Extract every line that contains the word "Numéro".

Given entries »
-- Start --

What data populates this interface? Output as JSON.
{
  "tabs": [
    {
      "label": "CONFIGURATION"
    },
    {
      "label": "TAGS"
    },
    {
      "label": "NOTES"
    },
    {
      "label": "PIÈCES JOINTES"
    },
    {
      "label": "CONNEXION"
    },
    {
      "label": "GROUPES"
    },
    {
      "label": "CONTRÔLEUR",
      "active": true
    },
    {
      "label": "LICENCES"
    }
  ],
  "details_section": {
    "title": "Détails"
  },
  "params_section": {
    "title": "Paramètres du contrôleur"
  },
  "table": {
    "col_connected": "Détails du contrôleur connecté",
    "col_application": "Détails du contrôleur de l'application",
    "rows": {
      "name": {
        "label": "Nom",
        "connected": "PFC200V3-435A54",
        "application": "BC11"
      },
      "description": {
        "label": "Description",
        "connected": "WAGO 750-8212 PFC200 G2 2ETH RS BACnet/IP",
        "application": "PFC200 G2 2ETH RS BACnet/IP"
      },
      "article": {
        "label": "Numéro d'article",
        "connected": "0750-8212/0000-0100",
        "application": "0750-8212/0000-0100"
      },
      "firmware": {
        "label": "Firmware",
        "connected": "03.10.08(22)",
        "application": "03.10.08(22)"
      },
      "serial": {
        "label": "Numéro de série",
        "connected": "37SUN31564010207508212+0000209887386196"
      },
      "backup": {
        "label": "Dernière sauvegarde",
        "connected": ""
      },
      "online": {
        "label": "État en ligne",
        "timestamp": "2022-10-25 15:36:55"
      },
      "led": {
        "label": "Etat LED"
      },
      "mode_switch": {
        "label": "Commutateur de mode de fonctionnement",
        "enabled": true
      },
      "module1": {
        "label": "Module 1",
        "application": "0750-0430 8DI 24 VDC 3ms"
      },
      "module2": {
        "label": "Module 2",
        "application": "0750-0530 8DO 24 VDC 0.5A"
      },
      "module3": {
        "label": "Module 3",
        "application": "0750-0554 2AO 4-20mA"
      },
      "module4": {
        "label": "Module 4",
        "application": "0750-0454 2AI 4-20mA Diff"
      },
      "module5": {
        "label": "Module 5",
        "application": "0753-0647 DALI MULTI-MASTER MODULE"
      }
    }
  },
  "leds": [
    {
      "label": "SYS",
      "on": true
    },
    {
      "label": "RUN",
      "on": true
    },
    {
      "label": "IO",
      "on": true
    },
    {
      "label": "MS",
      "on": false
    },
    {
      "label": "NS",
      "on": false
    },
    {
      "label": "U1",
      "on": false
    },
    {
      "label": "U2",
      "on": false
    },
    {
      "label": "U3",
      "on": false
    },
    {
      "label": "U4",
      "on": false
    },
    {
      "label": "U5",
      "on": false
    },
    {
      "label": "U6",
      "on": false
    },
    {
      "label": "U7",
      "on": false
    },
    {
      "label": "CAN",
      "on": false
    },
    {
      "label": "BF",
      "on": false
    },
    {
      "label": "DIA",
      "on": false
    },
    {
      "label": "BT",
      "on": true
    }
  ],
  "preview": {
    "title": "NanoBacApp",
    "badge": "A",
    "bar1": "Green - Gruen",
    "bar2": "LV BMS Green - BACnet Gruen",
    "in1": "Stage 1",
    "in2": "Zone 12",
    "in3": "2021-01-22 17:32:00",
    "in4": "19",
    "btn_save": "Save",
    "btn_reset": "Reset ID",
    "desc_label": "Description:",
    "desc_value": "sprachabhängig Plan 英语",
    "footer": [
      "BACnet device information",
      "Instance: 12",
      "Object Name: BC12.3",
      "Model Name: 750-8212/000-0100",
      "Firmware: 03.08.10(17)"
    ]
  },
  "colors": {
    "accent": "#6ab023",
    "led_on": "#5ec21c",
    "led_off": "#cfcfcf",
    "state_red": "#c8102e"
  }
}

-- End --

Exercise result »
        "label": "Numéro d'article",
        "label": "Numéro de série",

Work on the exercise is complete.